_THE TASK_
Copy nothing but the text: repeat each entry exactly and drop the images.

_SUPPLIED MATERIAL_
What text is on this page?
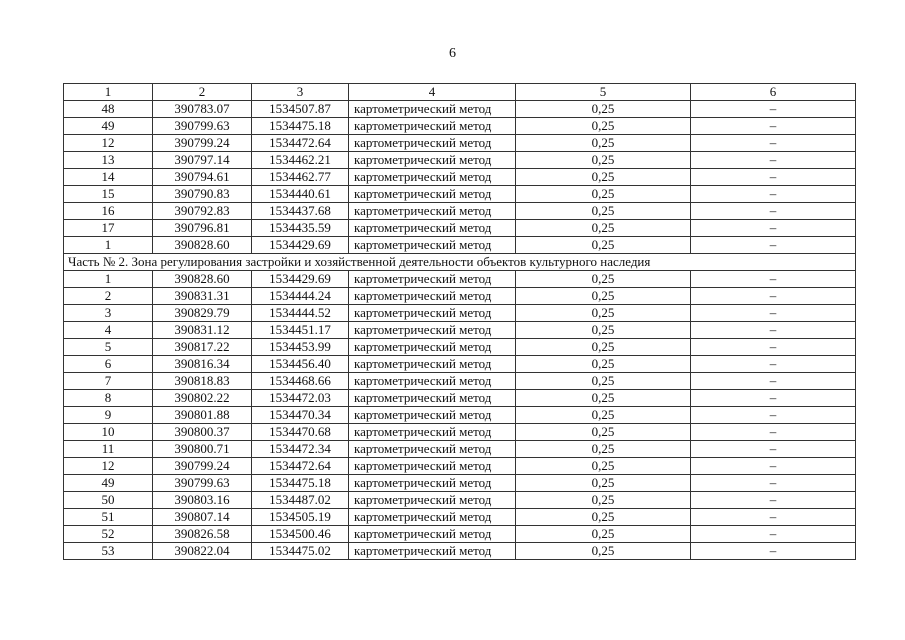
6
1	2	3	4	5	6
48	390783.07	1534507.87	картометрический метод	0,25	–
49	390799.63	1534475.18	картометрический метод	0,25	–
12	390799.24	1534472.64	картометрический метод	0,25	–
13	390797.14	1534462.21	картометрический метод	0,25	–
14	390794.61	1534462.77	картометрический метод	0,25	–
15	390790.83	1534440.61	картометрический метод	0,25	–
16	390792.83	1534437.68	картометрический метод	0,25	–
17	390796.81	1534435.59	картометрический метод	0,25	–
1	390828.60	1534429.69	картометрический метод	0,25	–
Часть № 2. Зона регулирования застройки и хозяйственной деятельности объектов культурного наследия					
1	390828.60	1534429.69	картометрический метод	0,25	–
2	390831.31	1534444.24	картометрический метод	0,25	–
3	390829.79	1534444.52	картометрический метод	0,25	–
4	390831.12	1534451.17	картометрический метод	0,25	–
5	390817.22	1534453.99	картометрический метод	0,25	–
6	390816.34	1534456.40	картометрический метод	0,25	–
7	390818.83	1534468.66	картометрический метод	0,25	–
8	390802.22	1534472.03	картометрический метод	0,25	–
9	390801.88	1534470.34	картометрический метод	0,25	–
10	390800.37	1534470.68	картометрический метод	0,25	–
11	390800.71	1534472.34	картометрический метод	0,25	–
12	390799.24	1534472.64	картометрический метод	0,25	–
49	390799.63	1534475.18	картометрический метод	0,25	–
50	390803.16	1534487.02	картометрический метод	0,25	–
51	390807.14	1534505.19	картометрический метод	0,25	–
52	390826.58	1534500.46	картометрический метод	0,25	–
53	390822.04	1534475.02	картометрический метод	0,25	–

_TASK ANSWER_
What text is on this page?
6
1	2	3	4	5	6
48	390783.07	1534507.87	картометрический метод	0,25	–
49	390799.63	1534475.18	картометрический метод	0,25	–
12	390799.24	1534472.64	картометрический метод	0,25	–
13	390797.14	1534462.21	картометрический метод	0,25	–
14	390794.61	1534462.77	картометрический метод	0,25	–
15	390790.83	1534440.61	картометрический метод	0,25	–
16	390792.83	1534437.68	картометрический метод	0,25	–
17	390796.81	1534435.59	картометрический метод	0,25	–
1	390828.60	1534429.69	картометрический метод	0,25	–
Часть № 2. Зона регулирования застройки и хозяйственной деятельности объектов культурного наследия					
1	390828.60	1534429.69	картометрический метод	0,25	–
2	390831.31	1534444.24	картометрический метод	0,25	–
3	390829.79	1534444.52	картометрический метод	0,25	–
4	390831.12	1534451.17	картометрический метод	0,25	–
5	390817.22	1534453.99	картометрический метод	0,25	–
6	390816.34	1534456.40	картометрический метод	0,25	–
7	390818.83	1534468.66	картометрический метод	0,25	–
8	390802.22	1534472.03	картометрический метод	0,25	–
9	390801.88	1534470.34	картометрический метод	0,25	–
10	390800.37	1534470.68	картометрический метод	0,25	–
11	390800.71	1534472.34	картометрический метод	0,25	–
12	390799.24	1534472.64	картометрический метод	0,25	–
49	390799.63	1534475.18	картометрический метод	0,25	–
50	390803.16	1534487.02	картометрический метод	0,25	–
51	390807.14	1534505.19	картометрический метод	0,25	–
52	390826.58	1534500.46	картометрический метод	0,25	–
53	390822.04	1534475.02	картометрический метод	0,25	–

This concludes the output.